-- Your instructions --
For the data below, report only the number of lines containing the string "phase".
──────
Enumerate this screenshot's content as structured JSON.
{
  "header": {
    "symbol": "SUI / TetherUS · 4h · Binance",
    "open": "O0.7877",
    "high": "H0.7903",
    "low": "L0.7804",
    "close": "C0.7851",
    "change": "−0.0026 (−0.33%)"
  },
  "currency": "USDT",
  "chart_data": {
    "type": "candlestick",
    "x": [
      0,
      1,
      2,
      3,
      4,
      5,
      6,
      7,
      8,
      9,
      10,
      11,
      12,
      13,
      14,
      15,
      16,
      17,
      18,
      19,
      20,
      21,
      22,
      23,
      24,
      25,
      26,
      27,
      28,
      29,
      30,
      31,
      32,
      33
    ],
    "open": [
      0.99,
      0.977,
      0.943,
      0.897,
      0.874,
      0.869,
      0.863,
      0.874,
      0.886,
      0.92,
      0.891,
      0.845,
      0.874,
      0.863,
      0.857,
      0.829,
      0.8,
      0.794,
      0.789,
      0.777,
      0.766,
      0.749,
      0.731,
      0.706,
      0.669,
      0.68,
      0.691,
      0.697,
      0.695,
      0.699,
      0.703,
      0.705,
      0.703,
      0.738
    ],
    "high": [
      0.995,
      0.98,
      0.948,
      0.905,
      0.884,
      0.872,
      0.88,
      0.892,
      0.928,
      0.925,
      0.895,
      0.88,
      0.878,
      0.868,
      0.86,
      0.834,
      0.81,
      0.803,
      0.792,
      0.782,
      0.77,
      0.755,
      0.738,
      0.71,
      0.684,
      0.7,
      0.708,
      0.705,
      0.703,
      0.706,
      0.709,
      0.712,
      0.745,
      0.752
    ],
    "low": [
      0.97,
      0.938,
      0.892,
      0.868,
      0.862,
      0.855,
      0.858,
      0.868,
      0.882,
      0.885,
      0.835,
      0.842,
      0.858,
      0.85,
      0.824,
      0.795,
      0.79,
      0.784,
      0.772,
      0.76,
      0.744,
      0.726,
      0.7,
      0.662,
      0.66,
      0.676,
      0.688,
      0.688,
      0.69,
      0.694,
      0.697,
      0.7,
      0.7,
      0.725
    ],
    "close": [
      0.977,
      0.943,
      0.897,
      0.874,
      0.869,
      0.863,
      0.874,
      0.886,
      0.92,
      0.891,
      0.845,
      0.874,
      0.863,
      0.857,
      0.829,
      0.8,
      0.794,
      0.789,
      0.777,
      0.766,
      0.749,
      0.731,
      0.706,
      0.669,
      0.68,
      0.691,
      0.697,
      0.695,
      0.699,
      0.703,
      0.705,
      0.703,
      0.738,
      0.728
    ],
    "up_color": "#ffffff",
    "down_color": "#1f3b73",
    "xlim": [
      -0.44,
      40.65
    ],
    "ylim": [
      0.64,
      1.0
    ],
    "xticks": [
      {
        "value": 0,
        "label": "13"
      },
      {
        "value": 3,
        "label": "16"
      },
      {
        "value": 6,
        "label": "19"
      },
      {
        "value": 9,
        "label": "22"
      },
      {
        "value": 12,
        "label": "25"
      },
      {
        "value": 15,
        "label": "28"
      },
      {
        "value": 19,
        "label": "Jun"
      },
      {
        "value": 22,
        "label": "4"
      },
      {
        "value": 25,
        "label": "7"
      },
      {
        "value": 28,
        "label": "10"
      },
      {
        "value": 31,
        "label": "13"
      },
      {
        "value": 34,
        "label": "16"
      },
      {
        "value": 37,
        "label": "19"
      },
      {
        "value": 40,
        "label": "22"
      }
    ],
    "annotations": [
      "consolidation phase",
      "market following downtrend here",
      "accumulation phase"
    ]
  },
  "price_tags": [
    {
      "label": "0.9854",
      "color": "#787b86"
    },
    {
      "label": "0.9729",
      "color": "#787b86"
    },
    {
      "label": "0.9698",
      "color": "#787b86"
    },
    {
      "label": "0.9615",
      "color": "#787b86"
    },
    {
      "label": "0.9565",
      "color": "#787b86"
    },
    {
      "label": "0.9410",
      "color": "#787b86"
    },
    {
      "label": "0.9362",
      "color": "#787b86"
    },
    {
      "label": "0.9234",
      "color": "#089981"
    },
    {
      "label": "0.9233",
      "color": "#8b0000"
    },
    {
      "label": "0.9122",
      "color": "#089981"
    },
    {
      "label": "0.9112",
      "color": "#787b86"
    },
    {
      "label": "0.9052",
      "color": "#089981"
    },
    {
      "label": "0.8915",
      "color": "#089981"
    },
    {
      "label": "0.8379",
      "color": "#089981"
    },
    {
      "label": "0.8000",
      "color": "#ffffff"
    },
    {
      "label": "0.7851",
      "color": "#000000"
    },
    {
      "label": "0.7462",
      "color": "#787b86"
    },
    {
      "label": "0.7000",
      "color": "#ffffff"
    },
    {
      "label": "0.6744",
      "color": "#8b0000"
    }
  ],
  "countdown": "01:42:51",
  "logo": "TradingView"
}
──────
-- Problem solution --
2